# [Task goal]
Set the data down again, word for word, as it appears below.

(Component data from apps and pages)
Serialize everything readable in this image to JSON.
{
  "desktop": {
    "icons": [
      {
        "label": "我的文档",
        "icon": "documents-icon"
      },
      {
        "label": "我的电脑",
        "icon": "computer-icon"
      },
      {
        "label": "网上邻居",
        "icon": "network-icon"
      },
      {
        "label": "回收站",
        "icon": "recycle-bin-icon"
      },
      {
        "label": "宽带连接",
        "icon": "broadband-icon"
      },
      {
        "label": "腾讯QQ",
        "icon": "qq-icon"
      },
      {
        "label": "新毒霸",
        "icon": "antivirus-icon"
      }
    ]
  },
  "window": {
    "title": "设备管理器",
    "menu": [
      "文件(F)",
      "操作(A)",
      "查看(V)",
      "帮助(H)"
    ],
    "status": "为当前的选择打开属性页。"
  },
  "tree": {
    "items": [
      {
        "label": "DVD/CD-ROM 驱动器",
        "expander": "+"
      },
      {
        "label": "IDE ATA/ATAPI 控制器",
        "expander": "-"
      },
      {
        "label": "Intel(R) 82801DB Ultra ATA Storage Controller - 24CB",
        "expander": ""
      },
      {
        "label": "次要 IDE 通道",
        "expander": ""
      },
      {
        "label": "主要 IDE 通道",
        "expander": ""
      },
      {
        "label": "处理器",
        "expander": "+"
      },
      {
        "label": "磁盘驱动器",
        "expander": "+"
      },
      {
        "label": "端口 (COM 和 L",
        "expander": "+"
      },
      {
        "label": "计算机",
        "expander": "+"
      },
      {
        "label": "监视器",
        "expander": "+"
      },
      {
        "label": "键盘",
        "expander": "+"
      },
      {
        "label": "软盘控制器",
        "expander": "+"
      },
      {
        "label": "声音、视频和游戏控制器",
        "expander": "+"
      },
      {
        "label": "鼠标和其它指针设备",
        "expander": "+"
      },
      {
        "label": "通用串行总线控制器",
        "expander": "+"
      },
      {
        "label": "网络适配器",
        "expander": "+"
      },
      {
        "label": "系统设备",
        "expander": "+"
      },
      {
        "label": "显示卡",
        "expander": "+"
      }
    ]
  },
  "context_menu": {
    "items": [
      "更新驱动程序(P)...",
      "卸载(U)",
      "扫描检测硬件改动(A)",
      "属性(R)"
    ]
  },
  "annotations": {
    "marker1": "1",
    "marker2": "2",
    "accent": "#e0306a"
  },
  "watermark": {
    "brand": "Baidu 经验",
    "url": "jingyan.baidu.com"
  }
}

# [Answer box]
Serialize everything readable in this image to JSON.
{
  "desktop": {
    "icons": [
      {
        "label": "我的文档",
        "icon": "documents-icon"
      },
      {
        "label": "我的电脑",
        "icon": "computer-icon"
      },
      {
        "label": "网上邻居",
        "icon": "network-icon"
      },
      {
        "label": "回收站",
        "icon": "recycle-bin-icon"
      },
      {
        "label": "宽带连接",
        "icon": "broadband-icon"
      },
      {
        "label": "腾讯QQ",
        "icon": "qq-icon"
      },
      {
        "label": "新毒霸",
        "icon": "antivirus-icon"
      }
    ]
  },
  "window": {
    "title": "设备管理器",
    "menu": [
      "文件(F)",
      "操作(A)",
      "查看(V)",
      "帮助(H)"
    ],
    "status": "为当前的选择打开属性页。"
  },
  "tree": {
    "items": [
      {
        "label": "DVD/CD-ROM 驱动器",
        "expander": "+"
      },
      {
        "label": "IDE ATA/ATAPI 控制器",
        "expander": "-"
      },
      {
        "label": "Intel(R) 82801DB Ultra ATA Storage Controller - 24CB",
        "expander": ""
      },
      {
        "label": "次要 IDE 通道",
        "expander": ""
      },
      {
        "label": "主要 IDE 通道",
        "expander": ""
      },
      {
        "label": "处理器",
        "expander": "+"
      },
      {
        "label": "磁盘驱动器",
        "expander": "+"
      },
      {
        "label": "端口 (COM 和 L",
        "expander": "+"
      },
      {
        "label": "计算机",
        "expander": "+"
      },
      {
        "label": "监视器",
        "expander": "+"
      },
      {
        "label": "键盘",
        "expander": "+"
      },
      {
        "label": "软盘控制器",
        "expander": "+"
      },
      {
        "label": "声音、视频和游戏控制器",
        "expander": "+"
      },
      {
        "label": "鼠标和其它指针设备",
        "expander": "+"
      },
      {
        "label": "通用串行总线控制器",
        "expander": "+"
      },
      {
        "label": "网络适配器",
        "expander": "+"
      },
      {
        "label": "系统设备",
        "expander": "+"
      },
      {
        "label": "显示卡",
        "expander": "+"
      }
    ]
  },
  "context_menu": {
    "items": [
      "更新驱动程序(P)...",
      "卸载(U)",
      "扫描检测硬件改动(A)",
      "属性(R)"
    ]
  },
  "annotations": {
    "marker1": "1",
    "marker2": "2",
    "accent": "#e0306a"
  },
  "watermark": {
    "brand": "Baidu 经验",
    "url": "jingyan.baidu.com"
  }
}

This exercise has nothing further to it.